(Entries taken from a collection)
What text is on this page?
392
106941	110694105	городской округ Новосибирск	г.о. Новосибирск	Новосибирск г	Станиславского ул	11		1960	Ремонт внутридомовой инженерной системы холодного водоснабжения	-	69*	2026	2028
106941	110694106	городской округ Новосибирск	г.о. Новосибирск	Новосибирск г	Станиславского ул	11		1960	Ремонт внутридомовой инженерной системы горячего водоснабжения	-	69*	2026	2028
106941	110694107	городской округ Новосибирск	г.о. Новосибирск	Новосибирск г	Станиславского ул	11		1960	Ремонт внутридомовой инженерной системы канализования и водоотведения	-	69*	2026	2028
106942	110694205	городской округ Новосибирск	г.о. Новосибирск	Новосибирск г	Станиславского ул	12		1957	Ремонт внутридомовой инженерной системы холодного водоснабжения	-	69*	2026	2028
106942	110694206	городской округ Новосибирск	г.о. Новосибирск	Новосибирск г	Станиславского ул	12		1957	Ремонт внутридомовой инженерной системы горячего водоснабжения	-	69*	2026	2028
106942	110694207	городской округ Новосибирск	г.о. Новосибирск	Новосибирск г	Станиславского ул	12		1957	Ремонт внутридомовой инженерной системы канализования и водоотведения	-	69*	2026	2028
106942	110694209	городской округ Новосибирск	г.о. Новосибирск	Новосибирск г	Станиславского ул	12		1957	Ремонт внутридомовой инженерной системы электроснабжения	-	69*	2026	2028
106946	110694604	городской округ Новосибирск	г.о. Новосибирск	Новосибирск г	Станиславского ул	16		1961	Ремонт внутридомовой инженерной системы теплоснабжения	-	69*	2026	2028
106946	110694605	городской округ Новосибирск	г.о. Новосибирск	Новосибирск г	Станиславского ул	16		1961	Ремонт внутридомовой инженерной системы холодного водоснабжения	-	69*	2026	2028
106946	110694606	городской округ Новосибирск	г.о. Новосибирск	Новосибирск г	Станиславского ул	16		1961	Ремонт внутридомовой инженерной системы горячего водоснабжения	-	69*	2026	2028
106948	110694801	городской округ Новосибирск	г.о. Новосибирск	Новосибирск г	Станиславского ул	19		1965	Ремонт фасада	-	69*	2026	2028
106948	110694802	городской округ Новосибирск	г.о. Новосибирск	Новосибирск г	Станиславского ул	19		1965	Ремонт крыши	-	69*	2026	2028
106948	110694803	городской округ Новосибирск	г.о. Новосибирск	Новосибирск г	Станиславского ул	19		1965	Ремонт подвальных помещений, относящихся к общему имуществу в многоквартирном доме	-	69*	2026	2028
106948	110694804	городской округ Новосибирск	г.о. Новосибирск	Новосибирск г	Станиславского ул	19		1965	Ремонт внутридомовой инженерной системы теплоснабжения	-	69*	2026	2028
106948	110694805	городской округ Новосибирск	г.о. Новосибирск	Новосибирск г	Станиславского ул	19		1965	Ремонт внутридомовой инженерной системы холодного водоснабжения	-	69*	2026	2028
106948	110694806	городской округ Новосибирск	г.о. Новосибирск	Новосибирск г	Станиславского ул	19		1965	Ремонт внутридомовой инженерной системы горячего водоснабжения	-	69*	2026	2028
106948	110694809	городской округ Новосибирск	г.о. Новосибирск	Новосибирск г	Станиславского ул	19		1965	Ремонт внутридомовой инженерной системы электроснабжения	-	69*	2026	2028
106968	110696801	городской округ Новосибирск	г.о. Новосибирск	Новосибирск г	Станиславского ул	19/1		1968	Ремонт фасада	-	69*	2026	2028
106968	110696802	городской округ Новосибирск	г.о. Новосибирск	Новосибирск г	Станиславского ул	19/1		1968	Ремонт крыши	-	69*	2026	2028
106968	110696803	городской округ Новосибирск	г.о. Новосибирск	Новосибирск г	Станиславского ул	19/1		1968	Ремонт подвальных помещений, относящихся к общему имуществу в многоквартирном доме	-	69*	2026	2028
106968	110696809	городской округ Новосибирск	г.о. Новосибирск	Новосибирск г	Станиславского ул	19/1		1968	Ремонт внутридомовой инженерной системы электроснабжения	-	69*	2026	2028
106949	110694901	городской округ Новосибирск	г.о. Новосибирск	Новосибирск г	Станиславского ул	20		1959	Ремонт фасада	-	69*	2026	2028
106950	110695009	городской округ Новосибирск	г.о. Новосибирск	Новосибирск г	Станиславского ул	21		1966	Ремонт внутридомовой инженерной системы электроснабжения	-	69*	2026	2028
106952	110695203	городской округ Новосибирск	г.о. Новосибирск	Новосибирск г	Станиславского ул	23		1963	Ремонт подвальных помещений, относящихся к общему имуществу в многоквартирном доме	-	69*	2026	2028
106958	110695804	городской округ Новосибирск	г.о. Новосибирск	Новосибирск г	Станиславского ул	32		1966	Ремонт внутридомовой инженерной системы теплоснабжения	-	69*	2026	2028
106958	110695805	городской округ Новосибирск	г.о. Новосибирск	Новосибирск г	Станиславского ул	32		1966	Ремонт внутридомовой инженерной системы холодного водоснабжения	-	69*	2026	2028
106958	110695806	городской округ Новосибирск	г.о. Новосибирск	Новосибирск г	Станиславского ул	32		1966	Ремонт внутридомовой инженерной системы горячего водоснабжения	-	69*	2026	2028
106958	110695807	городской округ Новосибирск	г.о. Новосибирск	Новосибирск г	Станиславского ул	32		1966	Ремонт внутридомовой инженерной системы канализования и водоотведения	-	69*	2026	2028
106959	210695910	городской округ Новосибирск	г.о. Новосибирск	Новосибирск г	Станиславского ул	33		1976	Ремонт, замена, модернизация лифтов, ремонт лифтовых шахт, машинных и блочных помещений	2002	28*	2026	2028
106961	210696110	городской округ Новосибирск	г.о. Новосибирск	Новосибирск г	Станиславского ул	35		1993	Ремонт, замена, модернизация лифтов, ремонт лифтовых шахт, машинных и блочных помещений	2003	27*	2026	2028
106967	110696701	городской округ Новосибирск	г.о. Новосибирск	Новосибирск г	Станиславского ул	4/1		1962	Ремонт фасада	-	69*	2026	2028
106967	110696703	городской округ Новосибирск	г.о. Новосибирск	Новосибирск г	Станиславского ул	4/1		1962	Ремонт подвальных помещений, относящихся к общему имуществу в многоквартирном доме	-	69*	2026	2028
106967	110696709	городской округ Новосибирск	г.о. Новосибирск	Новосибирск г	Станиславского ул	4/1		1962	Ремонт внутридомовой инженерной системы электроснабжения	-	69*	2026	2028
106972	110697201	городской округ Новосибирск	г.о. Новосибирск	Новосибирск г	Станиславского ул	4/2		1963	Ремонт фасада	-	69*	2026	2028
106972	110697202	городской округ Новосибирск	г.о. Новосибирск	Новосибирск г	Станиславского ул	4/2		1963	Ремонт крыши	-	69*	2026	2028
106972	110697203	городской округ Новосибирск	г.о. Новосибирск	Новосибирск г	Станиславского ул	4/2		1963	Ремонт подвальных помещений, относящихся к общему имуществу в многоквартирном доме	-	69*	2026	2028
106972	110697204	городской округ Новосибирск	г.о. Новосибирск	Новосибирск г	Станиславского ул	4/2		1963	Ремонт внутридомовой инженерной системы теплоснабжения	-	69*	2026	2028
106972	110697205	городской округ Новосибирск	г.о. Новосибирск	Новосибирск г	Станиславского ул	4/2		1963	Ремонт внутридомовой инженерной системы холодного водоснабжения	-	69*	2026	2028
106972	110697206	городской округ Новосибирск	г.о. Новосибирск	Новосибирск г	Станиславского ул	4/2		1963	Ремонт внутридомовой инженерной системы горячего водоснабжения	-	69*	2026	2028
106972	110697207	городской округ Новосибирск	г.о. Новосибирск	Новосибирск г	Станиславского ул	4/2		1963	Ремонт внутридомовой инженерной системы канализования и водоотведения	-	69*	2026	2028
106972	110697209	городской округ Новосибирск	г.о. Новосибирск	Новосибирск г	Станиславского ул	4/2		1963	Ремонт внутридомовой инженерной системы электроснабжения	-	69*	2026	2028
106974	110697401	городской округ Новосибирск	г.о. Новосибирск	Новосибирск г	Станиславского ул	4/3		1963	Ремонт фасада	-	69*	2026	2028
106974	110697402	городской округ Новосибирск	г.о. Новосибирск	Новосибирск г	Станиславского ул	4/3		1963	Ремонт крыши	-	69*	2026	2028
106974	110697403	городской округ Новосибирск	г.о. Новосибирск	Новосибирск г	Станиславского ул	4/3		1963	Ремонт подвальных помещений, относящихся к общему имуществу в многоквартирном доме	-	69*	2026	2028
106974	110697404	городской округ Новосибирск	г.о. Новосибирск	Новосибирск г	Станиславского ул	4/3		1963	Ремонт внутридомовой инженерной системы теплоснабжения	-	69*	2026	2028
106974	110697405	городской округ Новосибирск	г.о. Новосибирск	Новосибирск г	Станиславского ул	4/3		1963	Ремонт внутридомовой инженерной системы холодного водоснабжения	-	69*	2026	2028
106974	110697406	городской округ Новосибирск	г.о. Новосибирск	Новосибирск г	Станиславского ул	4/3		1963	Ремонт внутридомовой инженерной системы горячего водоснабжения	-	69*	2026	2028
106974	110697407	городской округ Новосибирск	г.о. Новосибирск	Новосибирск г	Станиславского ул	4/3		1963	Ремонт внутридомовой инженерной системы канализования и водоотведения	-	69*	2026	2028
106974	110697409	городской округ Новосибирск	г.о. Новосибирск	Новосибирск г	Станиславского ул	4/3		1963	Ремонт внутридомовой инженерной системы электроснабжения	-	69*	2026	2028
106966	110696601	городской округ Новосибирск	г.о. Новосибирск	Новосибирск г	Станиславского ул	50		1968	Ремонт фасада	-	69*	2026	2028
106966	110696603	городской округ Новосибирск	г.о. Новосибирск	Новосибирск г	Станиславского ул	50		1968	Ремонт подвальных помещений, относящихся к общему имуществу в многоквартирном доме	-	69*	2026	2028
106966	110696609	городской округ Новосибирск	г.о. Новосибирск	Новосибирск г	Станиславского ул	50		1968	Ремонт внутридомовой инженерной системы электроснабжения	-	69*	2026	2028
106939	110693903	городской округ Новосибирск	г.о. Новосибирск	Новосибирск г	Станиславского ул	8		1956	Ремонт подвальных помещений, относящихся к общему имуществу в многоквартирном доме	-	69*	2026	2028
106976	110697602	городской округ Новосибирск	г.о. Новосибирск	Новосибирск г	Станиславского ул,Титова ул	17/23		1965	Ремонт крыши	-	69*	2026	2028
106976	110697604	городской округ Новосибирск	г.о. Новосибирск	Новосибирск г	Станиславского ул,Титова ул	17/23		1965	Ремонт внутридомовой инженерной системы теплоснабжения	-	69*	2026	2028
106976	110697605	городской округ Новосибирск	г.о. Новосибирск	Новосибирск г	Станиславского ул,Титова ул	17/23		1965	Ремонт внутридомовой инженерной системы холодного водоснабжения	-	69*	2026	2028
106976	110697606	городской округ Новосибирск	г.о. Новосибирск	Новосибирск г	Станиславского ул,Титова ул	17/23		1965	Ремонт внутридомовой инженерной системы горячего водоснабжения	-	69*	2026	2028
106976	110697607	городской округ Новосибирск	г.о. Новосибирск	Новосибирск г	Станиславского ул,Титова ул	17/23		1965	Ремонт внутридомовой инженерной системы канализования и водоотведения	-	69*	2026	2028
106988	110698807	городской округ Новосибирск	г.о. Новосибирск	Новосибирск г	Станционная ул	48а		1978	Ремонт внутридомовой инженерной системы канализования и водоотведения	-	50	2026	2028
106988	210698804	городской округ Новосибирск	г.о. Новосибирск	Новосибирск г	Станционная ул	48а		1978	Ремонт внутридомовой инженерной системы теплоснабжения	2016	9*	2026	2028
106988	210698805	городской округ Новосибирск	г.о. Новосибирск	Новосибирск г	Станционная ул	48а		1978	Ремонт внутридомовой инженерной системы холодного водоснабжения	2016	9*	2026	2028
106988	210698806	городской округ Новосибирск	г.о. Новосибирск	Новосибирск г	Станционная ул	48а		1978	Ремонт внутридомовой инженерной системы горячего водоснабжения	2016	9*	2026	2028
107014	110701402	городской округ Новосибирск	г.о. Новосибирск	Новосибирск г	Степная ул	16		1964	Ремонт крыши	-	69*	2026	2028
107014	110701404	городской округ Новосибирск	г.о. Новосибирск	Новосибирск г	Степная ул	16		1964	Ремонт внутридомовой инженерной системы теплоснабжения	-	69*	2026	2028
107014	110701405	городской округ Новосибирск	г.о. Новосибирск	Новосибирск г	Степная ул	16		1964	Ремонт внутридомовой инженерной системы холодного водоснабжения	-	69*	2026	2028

Your goal »
Return a copy of every line that includes the word "подвальных".

Exercise solution »
106948	110694803	городской округ Новосибирск	г.о. Новосибирск	Новосибирск г	Станиславского ул	19		1965	Ремонт подвальных помещений, относящихся к общему имуществу в многоквартирном доме	-	69*	2026	2028
106968	110696803	городской округ Новосибирск	г.о. Новосибирск	Новосибирск г	Станиславского ул	19/1		1968	Ремонт подвальных помещений, относящихся к общему имуществу в многоквартирном доме	-	69*	2026	2028
106952	110695203	городской округ Новосибирск	г.о. Новосибирск	Новосибирск г	Станиславского ул	23		1963	Ремонт подвальных помещений, относящихся к общему имуществу в многоквартирном доме	-	69*	2026	2028
106967	110696703	городской округ Новосибирск	г.о. Новосибирск	Новосибирск г	Станиславского ул	4/1		1962	Ремонт подвальных помещений, относящихся к общему имуществу в многоквартирном доме	-	69*	2026	2028
106972	110697203	городской округ Новосибирск	г.о. Новосибирск	Новосибирск г	Станиславского ул	4/2		1963	Ремонт подвальных помещений, относящихся к общему имуществу в многоквартирном доме	-	69*	2026	2028
106974	110697403	городской округ Новосибирск	г.о. Новосибирск	Новосибирск г	Станиславского ул	4/3		1963	Ремонт подвальных помещений, относящихся к общему имуществу в многоквартирном доме	-	69*	2026	2028
106966	110696603	городской округ Новосибирск	г.о. Новосибирск	Новосибирск г	Станиславского ул	50		1968	Ремонт подвальных помещений, относящихся к общему имуществу в многоквартирном доме	-	69*	2026	2028
106939	110693903	городской округ Новосибирск	г.о. Новосибирск	Новосибирск г	Станиславского ул	8		1956	Ремонт подвальных помещений, относящихся к общему имуществу в многоквартирном доме	-	69*	2026	2028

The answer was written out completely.